(Items listed in a dataset)
"""
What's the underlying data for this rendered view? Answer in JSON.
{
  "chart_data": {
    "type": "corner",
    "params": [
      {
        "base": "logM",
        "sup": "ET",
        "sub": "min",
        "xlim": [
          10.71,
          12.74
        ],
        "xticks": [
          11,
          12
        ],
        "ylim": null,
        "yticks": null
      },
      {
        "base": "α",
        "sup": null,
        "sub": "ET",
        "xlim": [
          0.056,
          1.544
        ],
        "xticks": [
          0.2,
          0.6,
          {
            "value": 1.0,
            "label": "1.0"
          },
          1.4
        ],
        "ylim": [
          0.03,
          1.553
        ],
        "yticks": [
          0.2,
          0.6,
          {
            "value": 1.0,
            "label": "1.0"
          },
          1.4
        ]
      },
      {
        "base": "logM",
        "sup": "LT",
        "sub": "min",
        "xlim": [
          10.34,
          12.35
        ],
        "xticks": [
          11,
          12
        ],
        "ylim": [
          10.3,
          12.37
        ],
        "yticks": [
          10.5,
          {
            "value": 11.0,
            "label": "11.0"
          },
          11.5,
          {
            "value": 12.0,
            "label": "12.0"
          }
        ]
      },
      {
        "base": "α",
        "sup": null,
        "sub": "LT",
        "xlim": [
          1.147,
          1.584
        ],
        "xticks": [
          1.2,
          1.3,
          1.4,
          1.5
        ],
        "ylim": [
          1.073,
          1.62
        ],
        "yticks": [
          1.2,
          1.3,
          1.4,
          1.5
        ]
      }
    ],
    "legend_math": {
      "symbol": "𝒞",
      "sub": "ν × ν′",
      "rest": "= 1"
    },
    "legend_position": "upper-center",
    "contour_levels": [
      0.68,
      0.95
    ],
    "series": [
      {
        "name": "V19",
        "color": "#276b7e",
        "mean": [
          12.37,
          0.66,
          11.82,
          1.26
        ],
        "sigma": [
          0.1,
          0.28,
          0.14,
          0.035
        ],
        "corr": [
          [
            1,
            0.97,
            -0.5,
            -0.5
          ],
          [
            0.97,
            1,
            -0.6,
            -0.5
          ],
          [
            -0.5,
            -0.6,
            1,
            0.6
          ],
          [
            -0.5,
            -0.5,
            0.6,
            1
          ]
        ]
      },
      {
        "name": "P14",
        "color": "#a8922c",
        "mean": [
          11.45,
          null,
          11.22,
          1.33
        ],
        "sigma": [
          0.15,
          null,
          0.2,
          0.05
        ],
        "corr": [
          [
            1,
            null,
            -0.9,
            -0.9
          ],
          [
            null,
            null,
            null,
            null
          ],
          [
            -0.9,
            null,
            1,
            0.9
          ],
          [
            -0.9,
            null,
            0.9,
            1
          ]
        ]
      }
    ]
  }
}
"""
Directions – The records above must be output exactly, in full.

Exercise response –
What's the underlying data for this rendered view? Answer in JSON.
{
  "chart_data": {
    "type": "corner",
    "params": [
      {
        "base": "logM",
        "sup": "ET",
        "sub": "min",
        "xlim": [
          10.71,
          12.74
        ],
        "xticks": [
          11,
          12
        ],
        "ylim": null,
        "yticks": null
      },
      {
        "base": "α",
        "sup": null,
        "sub": "ET",
        "xlim": [
          0.056,
          1.544
        ],
        "xticks": [
          0.2,
          0.6,
          {
            "value": 1.0,
            "label": "1.0"
          },
          1.4
        ],
        "ylim": [
          0.03,
          1.553
        ],
        "yticks": [
          0.2,
          0.6,
          {
            "value": 1.0,
            "label": "1.0"
          },
          1.4
        ]
      },
      {
        "base": "logM",
        "sup": "LT",
        "sub": "min",
        "xlim": [
          10.34,
          12.35
        ],
        "xticks": [
          11,
          12
        ],
        "ylim": [
          10.3,
          12.37
        ],
        "yticks": [
          10.5,
          {
            "value": 11.0,
            "label": "11.0"
          },
          11.5,
          {
            "value": 12.0,
            "label": "12.0"
          }
        ]
      },
      {
        "base": "α",
        "sup": null,
        "sub": "LT",
        "xlim": [
          1.147,
          1.584
        ],
        "xticks": [
          1.2,
          1.3,
          1.4,
          1.5
        ],
        "ylim": [
          1.073,
          1.62
        ],
        "yticks": [
          1.2,
          1.3,
          1.4,
          1.5
        ]
      }
    ],
    "legend_math": {
      "symbol": "𝒞",
      "sub": "ν × ν′",
      "rest": "= 1"
    },
    "legend_position": "upper-center",
    "contour_levels": [
      0.68,
      0.95
    ],
    "series": [
      {
        "name": "V19",
        "color": "#276b7e",
        "mean": [
          12.37,
          0.66,
          11.82,
          1.26
        ],
        "sigma": [
          0.1,
          0.28,
          0.14,
          0.035
        ],
        "corr": [
          [
            1,
            0.97,
            -0.5,
            -0.5
          ],
          [
            0.97,
            1,
            -0.6,
            -0.5
          ],
          [
            -0.5,
            -0.6,
            1,
            0.6
          ],
          [
            -0.5,
            -0.5,
            0.6,
            1
          ]
        ]
      },
      {
        "name": "P14",
        "color": "#a8922c",
        "mean": [
          11.45,
          null,
          11.22,
          1.33
        ],
        "sigma": [
          0.15,
          null,
          0.2,
          0.05
        ],
        "corr": [
          [
            1,
            null,
            -0.9,
            -0.9
          ],
          [
            null,
            null,
            null,
            null
          ],
          [
            -0.9,
            null,
            1,
            0.9
          ],
          [
            -0.9,
            null,
            0.9,
            1
          ]
        ]
      }
    ]
  }
}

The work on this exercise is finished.